Stored items

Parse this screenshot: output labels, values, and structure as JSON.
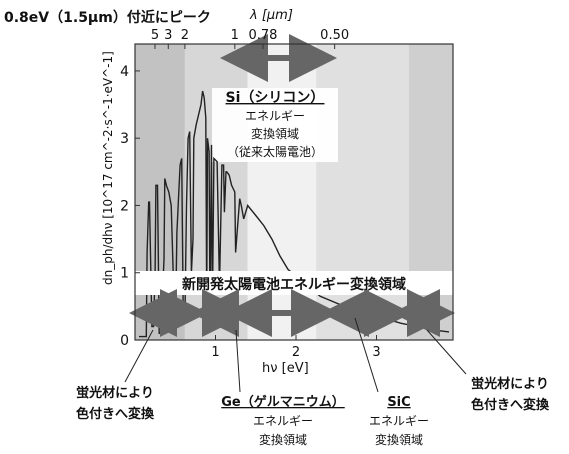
{
  "chart_data": {
    "type": "line",
    "title": "0.8eV（1.5μm）付近にピーク",
    "xlabel": "hν [eV]",
    "ylabel": "dn_ph/dhν [10^17 cm^-2·s^-1·eV^-1]",
    "top_axis_label": "λ [μm]",
    "xlim": [
      0,
      3.95
    ],
    "ylim": [
      0,
      4.4
    ],
    "x_ticks": [
      "1",
      "2",
      "3"
    ],
    "y_ticks": [
      "0",
      "1",
      "2",
      "3",
      "4"
    ],
    "top_ticks": [
      {
        "label": "5",
        "value": 5
      },
      {
        "label": "3",
        "value": 3
      },
      {
        "label": "2",
        "value": 2
      },
      {
        "label": "1",
        "value": 1
      },
      {
        "label": "0.78",
        "value": 0.78
      },
      {
        "label": "0.50",
        "value": 0.5
      }
    ],
    "regions": [
      {
        "from": 0,
        "to": 0.62,
        "shade": "#c2c2c2"
      },
      {
        "from": 0.62,
        "to": 1.4,
        "shade": "#d7d7d7"
      },
      {
        "from": 1.4,
        "to": 2.25,
        "shade": "#f1f1f1"
      },
      {
        "from": 2.25,
        "to": 3.4,
        "shade": "#e0e0e0"
      },
      {
        "from": 3.4,
        "to": 3.95,
        "shade": "#cfcfcf"
      }
    ],
    "series": [
      {
        "x": [
          0.05,
          0.14,
          0.15,
          0.17,
          0.18,
          0.21,
          0.23,
          0.25,
          0.26,
          0.28,
          0.3,
          0.32,
          0.36,
          0.37,
          0.39,
          0.42,
          0.45,
          0.48,
          0.5,
          0.52,
          0.56,
          0.58,
          0.6,
          0.62,
          0.64,
          0.66,
          0.68,
          0.7,
          0.72,
          0.73,
          0.76,
          0.78,
          0.8,
          0.82,
          0.84,
          0.86,
          0.88,
          0.89,
          0.9,
          0.92,
          0.93,
          0.95,
          0.96,
          0.98,
          1.02,
          1.05,
          1.08,
          1.1,
          1.11,
          1.13,
          1.14,
          1.17,
          1.2,
          1.24,
          1.25,
          1.3,
          1.32,
          1.35,
          1.4,
          1.5,
          1.6,
          1.7,
          1.8,
          1.9,
          2.0,
          2.1,
          2.2,
          2.3,
          2.5,
          2.7,
          2.9,
          3.1,
          3.3,
          3.5,
          3.7,
          3.9
        ],
        "y": [
          0.05,
          0.05,
          1.3,
          2.05,
          2.05,
          0.2,
          0.2,
          1.0,
          2.3,
          2.3,
          0.1,
          0.1,
          1.2,
          2.4,
          2.3,
          2.2,
          2.0,
          0.8,
          0.1,
          1.6,
          2.6,
          2.7,
          0.3,
          0.3,
          2.0,
          3.0,
          3.1,
          1.0,
          1.5,
          3.0,
          3.2,
          3.3,
          3.4,
          3.5,
          3.7,
          3.6,
          3.3,
          0.5,
          3.0,
          2.8,
          0.4,
          2.9,
          0.3,
          2.7,
          2.65,
          0.8,
          2.6,
          2.6,
          1.9,
          2.5,
          2.5,
          2.45,
          2.3,
          2.2,
          1.3,
          2.1,
          2.0,
          1.8,
          2.0,
          1.85,
          1.7,
          1.5,
          1.25,
          1.05,
          0.95,
          0.85,
          0.75,
          0.65,
          0.55,
          0.45,
          0.38,
          0.32,
          0.25,
          0.2,
          0.15,
          0.12
        ]
      }
    ]
  },
  "annotations": {
    "si_title": "Si（シリコン）",
    "si_l2": "エネルギー",
    "si_l3": "変換領域",
    "si_l4": "（従来太陽電池）",
    "new_band": "新開発太陽電池エネルギー変換領域",
    "phosphor_left_l1": "蛍光材により",
    "phosphor_left_l2": "色付きへ変換",
    "ge_title": "Ge（ゲルマニウム）",
    "ge_l2": "エネルギー",
    "ge_l3": "変換領域",
    "sic_title": "SiC",
    "sic_l2": "エネルギー",
    "sic_l3": "変換領域",
    "phosphor_right_l1": "蛍光材により",
    "phosphor_right_l2": "色付きへ変換"
  }
}
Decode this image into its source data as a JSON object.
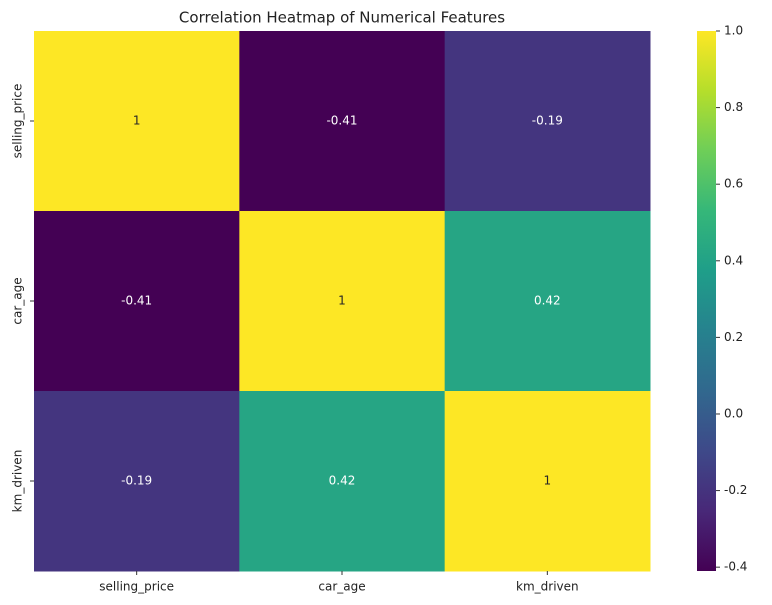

Exercise requirements => From the data above, gather every line that includes the word "this".

Finished exercise =>
Parse this screenshot: output labels, values, and structure as JSON.
Decode this image into its source data as a JSON object.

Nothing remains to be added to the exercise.